PROBLEM STATEMENT —
Can you pull out each line of the data below that includes the word "Мордовия"?
####################
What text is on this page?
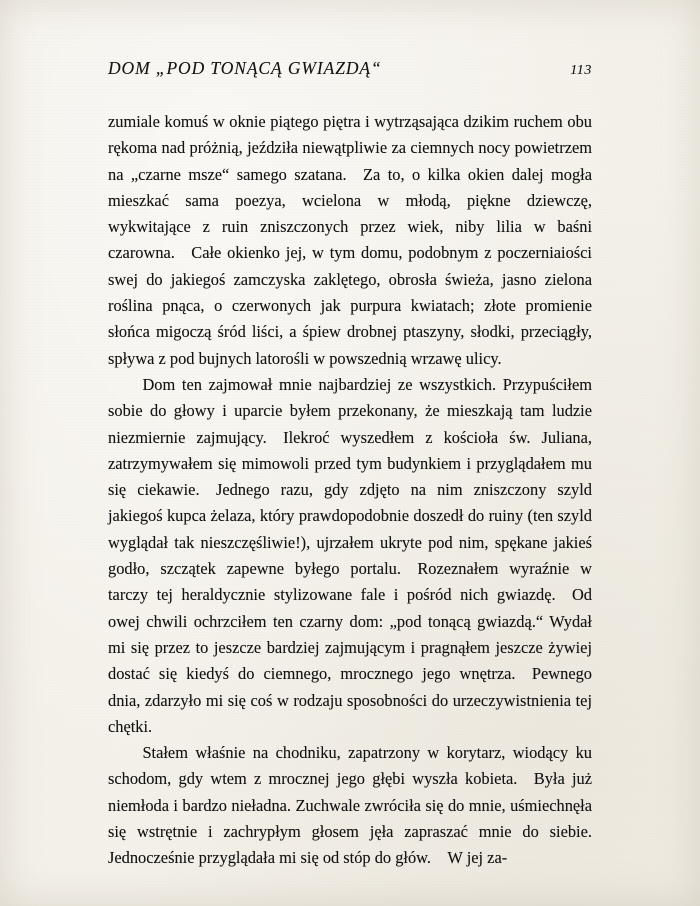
DOM „POD TONĄCĄ GWIAZDĄ“	113

zumiale komuś w oknie piątego piętra i wytrząsająca dzikim ruchem obu rękoma nad próżnią, jeździła niewątpliwie za ciemnych nocy powietrzem na „czarne msze“ samego szatana. Za to, o kilka okien dalej mogła mieszkać sama poezya, wcielona w młodą, piękne dziewczę, wykwitające z ruin zniszczonych przez wiek, niby lilia w baśni czarowna. Całe okienko jej, w tym domu, podobnym z poczerniaiości swej do jakiegoś zamczyska zaklętego, obrosła świeża, jasno zielona roślina pnąca, o czerwonych jak purpura kwiatach; złote promienie słońca migoczą śród liści, a śpiew drobnej ptaszyny, słodki, przeciągły, spływa z pod bujnych latorośli w powszednią wrzawę ulicy.

Dom ten zajmował mnie najbardziej ze wszystkich. Przypuściłem sobie do głowy i uparcie byłem przekonany, że mieszkają tam ludzie niezmiernie zajmujący. Ilekroć wyszedłem z kościoła św. Juliana, zatrzymywałem się mimowoli przed tym budynkiem i przyglądałem mu się ciekawie. Jednego razu, gdy zdjęto na nim zniszczony szyld jakiegoś kupca żelaza, który prawdopodobnie doszedł do ruiny (ten szyld wyglądał tak nieszczęśliwie!), ujrzałem ukryte pod nim, spękane jakieś godło, szczątek zapewne byłego portalu. Rozeznałem wyraźnie w tarczy tej heraldycznie stylizowane fale i pośród nich gwiazdę. Od owej chwili ochrzciłem ten czarny dom: „pod tonącą gwiazdą.“ Wydał mi się przez to jeszcze bardziej zajmującym i pragnąłem jeszcze żywiej dostać się kiedyś do ciemnego, mrocznego jego wnętrza. Pewnego dnia, zdarzyło mi się coś w rodzaju sposobności do urzeczywistnienia tej chętki.

Stałem właśnie na chodniku, zapatrzony w korytarz, wiodący ku schodom, gdy wtem z mrocznej jego głębi wyszła kobieta. Była już niemłoda i bardzo nieładna. Zuchwale zwróciła się do mnie, uśmiechnęła się wstrętnie i zachrypłym głosem jęła zapraszać mnie do siebie. Jednocześnie przyglądała mi się od stóp do głów. W jej za-
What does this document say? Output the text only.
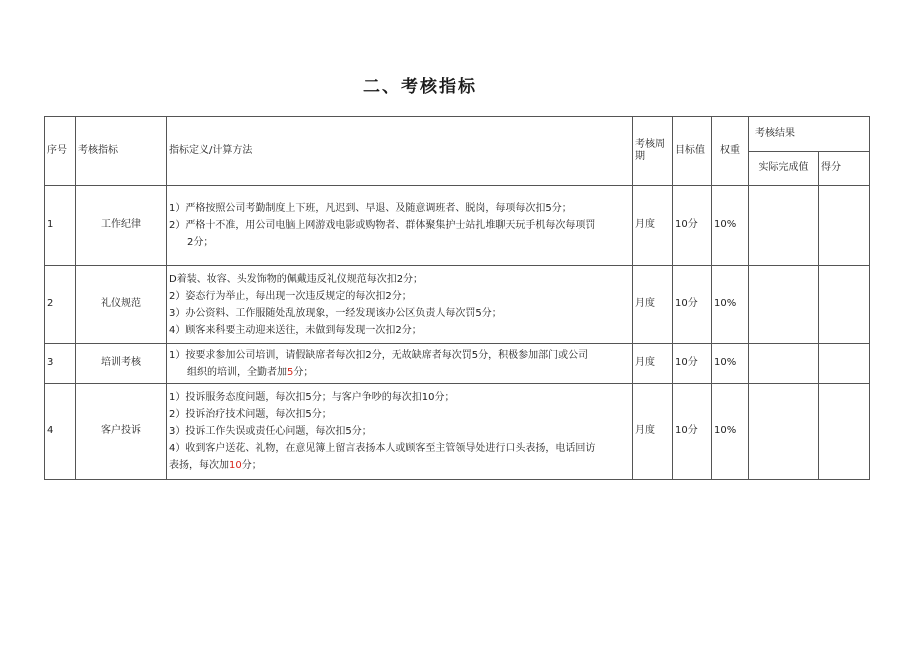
二、考核指标
序号	考核指标	指标定义/计算方法	考核周期	目标值	权重	考核结果	
						实际完成值	得分
1	工作纪律	1）严格按照公司考勤制度上下班，凡迟到、早退、及随意调班者、脱岗，每项每次扣5分；
2）严格十不准，用公司电脑上网游戏电影或购物者、群体聚集护士站扎堆聊天玩手机每次每项罚
2分；	月度	10分	10%		
2	礼仪规范	D着装、妆容、头发饰物的佩戴违反礼仪规范每次扣2分；
2）姿态行为举止，每出现一次违反规定的每次扣2分；
3）办公资料、工作服随处乱放现象，一经发现该办公区负责人每次罚5分；
4）顾客来科要主动迎来送往，未做到每发现一次扣2分；	月度	10分	10%		
3	培训考核	1）按要求参加公司培训，请假缺席者每次扣2分，无故缺席者每次罚5分，积极参加部门或公司
组织的培训，全勤者加5分；	月度	10分	10%		
4	客户投诉	1）投诉服务态度问题，每次扣5分；与客户争吵的每次扣10分；
2）投诉治疗技术问题，每次扣5分；
3）投诉工作失误或责任心问题，每次扣5分；
4）收到客户送花、礼物，在意见簿上留言表扬本人或顾客至主管领导处进行口头表扬，电话回访
表扬，每次加10分；	月度	10分	10%		
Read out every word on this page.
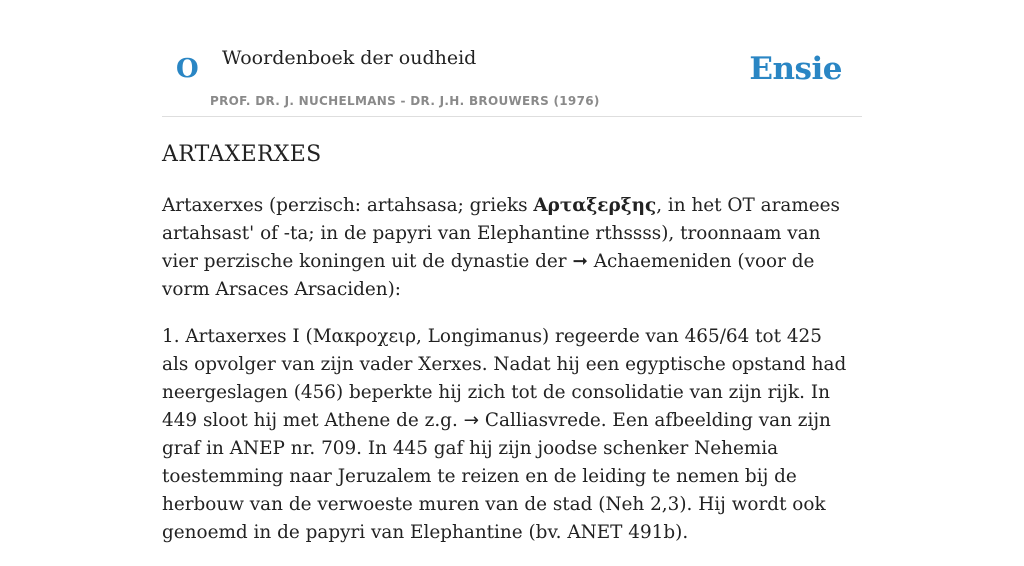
O Woordenboek der oudheid
PROF. DR. J. NUCHELMANS - DR. J.H. BROUWERS (1976)
Ensie
ARTAXERXES

Artaxerxes (perzisch: artahsasa; grieks Αρταξερξης, in het OT aramees artahsast' of -ta; in de papyri van Elephantine rthssss), troonnaam van vier perzische koningen uit de dynastie der ➞ Achaemeniden (voor de vorm Arsaces Arsaciden):

1. Artaxerxes I (Μακροχειρ, Longimanus) regeerde van 465/64 tot 425 als opvolger van zijn vader Xerxes. Nadat hij een egyptische opstand had neergeslagen (456) beperkte hij zich tot de consolidatie van zijn rijk. In 449 sloot hij met Athene de z.g. → Calliasvrede. Een afbeelding van zijn graf in ANEP nr. 709. In 445 gaf hij zijn joodse schenker Nehemia toestemming naar Jeruzalem te reizen en de leiding te nemen bij de herbouw van de verwoeste muren van de stad (Neh 2,3). Hij wordt ook genoemd in de papyri van Elephantine (bv. ANET 491b).
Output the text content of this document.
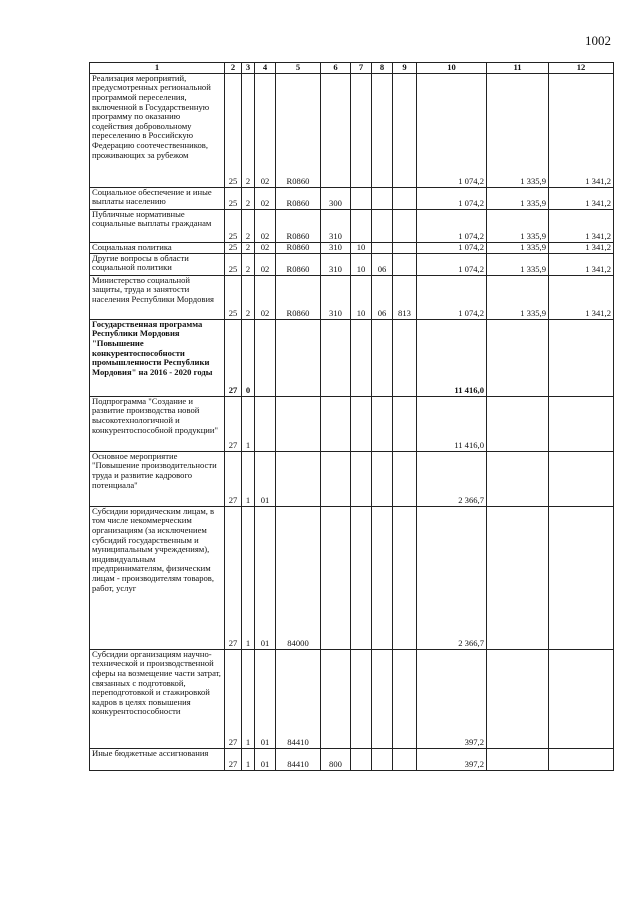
1002
1	2	3	4	5	6	7	8	9	10	11	12
Реализация мероприятий, предусмотренных региональной программой переселения, включенной в Государственную программу по оказанию содействия добровольному переселению в Российскую Федерацию соотечественников, проживающих за рубежом	25	2	02	R0860					1 074,2	1 335,9	1 341,2
Социальное обеспечение и иные выплаты населению	25	2	02	R0860	300				1 074,2	1 335,9	1 341,2
Публичные нормативные социальные выплаты гражданам	25	2	02	R0860	310				1 074,2	1 335,9	1 341,2
Социальная политика	25	2	02	R0860	310	10			1 074,2	1 335,9	1 341,2
Другие вопросы в области социальной политики	25	2	02	R0860	310	10	06		1 074,2	1 335,9	1 341,2
Министерство социальной защиты, труда и занятости населения Республики Мордовия	25	2	02	R0860	310	10	06	813	1 074,2	1 335,9	1 341,2
Государственная программа Республики Мордовия "Повышение конкурентоспособности промышленности Республики Мордовия" на 2016 - 2020 годы	27	0							11 416,0		
Подпрограмма "Создание и развитие производства новой высокотехнологичной и конкурентоспособной продукции"	27	1							11 416,0		
Основное мероприятие "Повышение производительности труда и развитие кадрового потенциала"	27	1	01						2 366,7		
Субсидии юридическим лицам, в том числе некоммерческим организациям (за исключением субсидий государственным и муниципальным учреждениям), индивидуальным предпринимателям, физическим лицам - производителям товаров, работ, услуг	27	1	01	84000					2 366,7		
Субсидии организациям научно-технической и производственной сферы на возмещение части затрат, связанных с подготовкой, переподготовкой и стажировкой кадров в целях повышения конкурентоспособности	27	1	01	84410					397,2		
Иные бюджетные ассигнования	27	1	01	84410	800				397,2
####################
REPLY TO THE EXERCISE —
Министерство социальной защиты, труда и занятости населения Республики Мордовия	25	2	02	R0860	310	10	06	813	1 074,2	1 335,9	1 341,2
Государственная программа Республики Мордовия "Повышение конкурентоспособности промышленности Республики Мордовия" на 2016 - 2020 годы	27	0							11 416,0		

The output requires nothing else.